- DO THIS:
Note each line of the listing that contains the string "同比增长", and copy it.

▼

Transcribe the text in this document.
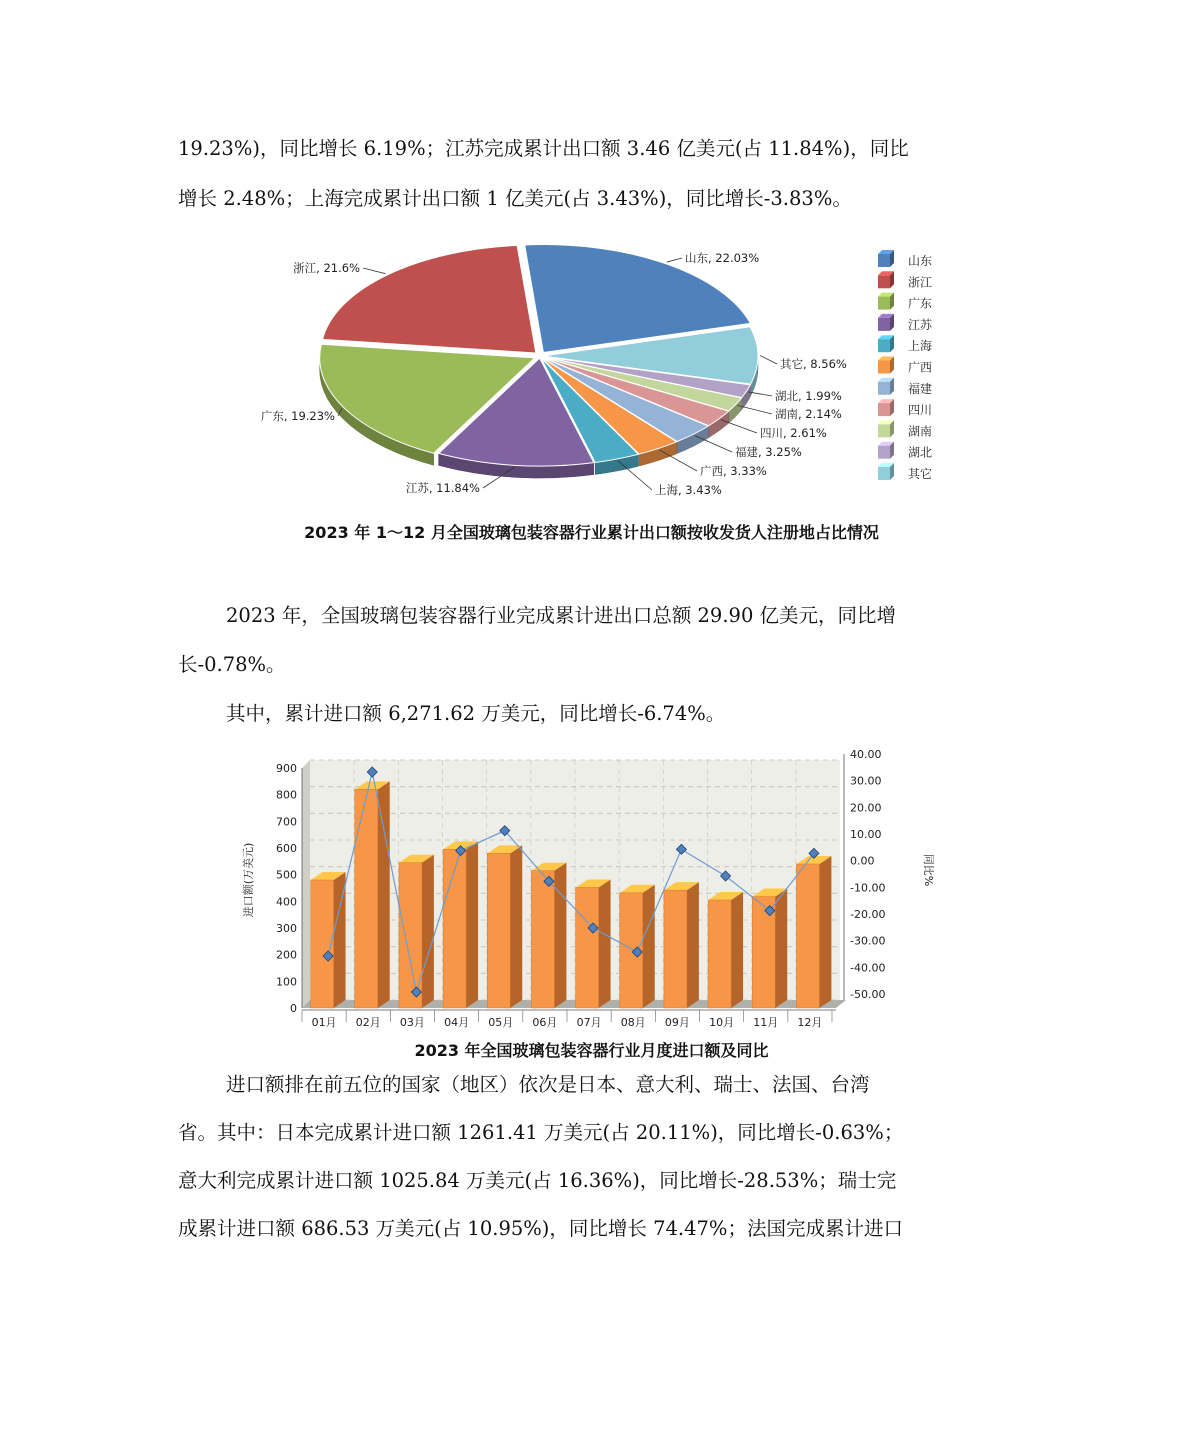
19.23%)，同比增长 6.19%；江苏完成累计出口额 3.46 亿美元(占 11.84%)，同比

增长 2.48%；上海完成累计出口额 1 亿美元(占 3.43%)，同比增长-3.83%。

山东, 22.03%
其它, 8.56%
湖北, 1.99%
湖南, 2.14%
四川, 2.61%
福建, 3.25%
广西, 3.33%
上海, 3.43%
江苏, 11.84%
广东, 19.23%
浙江, 21.6%	山东
浙江
广东
江苏
上海
广西
福建
四川
湖南
湖北
其它
2023 年 1～12 月全国玻璃包装容器行业累计出口额按收发货人注册地占比情况

2023 年，全国玻璃包装容器行业完成累计进出口总额 29.90 亿美元，同比增

长-0.78%。

其中，累计进口额 6,271.62 万美元，同比增长-6.74%。

0
100
200
300
400
500
600
700
800
900
-50.00
-40.00
-30.00
-20.00
-10.00
0.00
10.00
20.00
30.00
40.00
进口额(万美元)	同比%
01月 02月 03月 04月 05月 06月 07月 08月 09月 10月 11月 12月
2023 年全国玻璃包装容器行业月度进口额及同比

进口额排在前五位的国家（地区）依次是日本、意大利、瑞士、法国、台湾

省。其中：日本完成累计进口额 1261.41 万美元(占 20.11%)，同比增长-0.63%；

意大利完成累计进口额 1025.84 万美元(占 16.36%)，同比增长-28.53%；瑞士完

成累计进口额 686.53 万美元(占 10.95%)，同比增长 74.47%；法国完成累计进口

▲

- FULL ANSWER:
19.23%)，同比增长 6.19%；江苏完成累计出口额 3.46 亿美元(占 11.84%)，同比
增长 2.48%；上海完成累计出口额 1 亿美元(占 3.43%)，同比增长-3.83%。
其中，累计进口额 6,271.62 万美元，同比增长-6.74%。
省。其中：日本完成累计进口额 1261.41 万美元(占 20.11%)，同比增长-0.63%；
意大利完成累计进口额 1025.84 万美元(占 16.36%)，同比增长-28.53%；瑞士完
成累计进口额 686.53 万美元(占 10.95%)，同比增长 74.47%；法国完成累计进口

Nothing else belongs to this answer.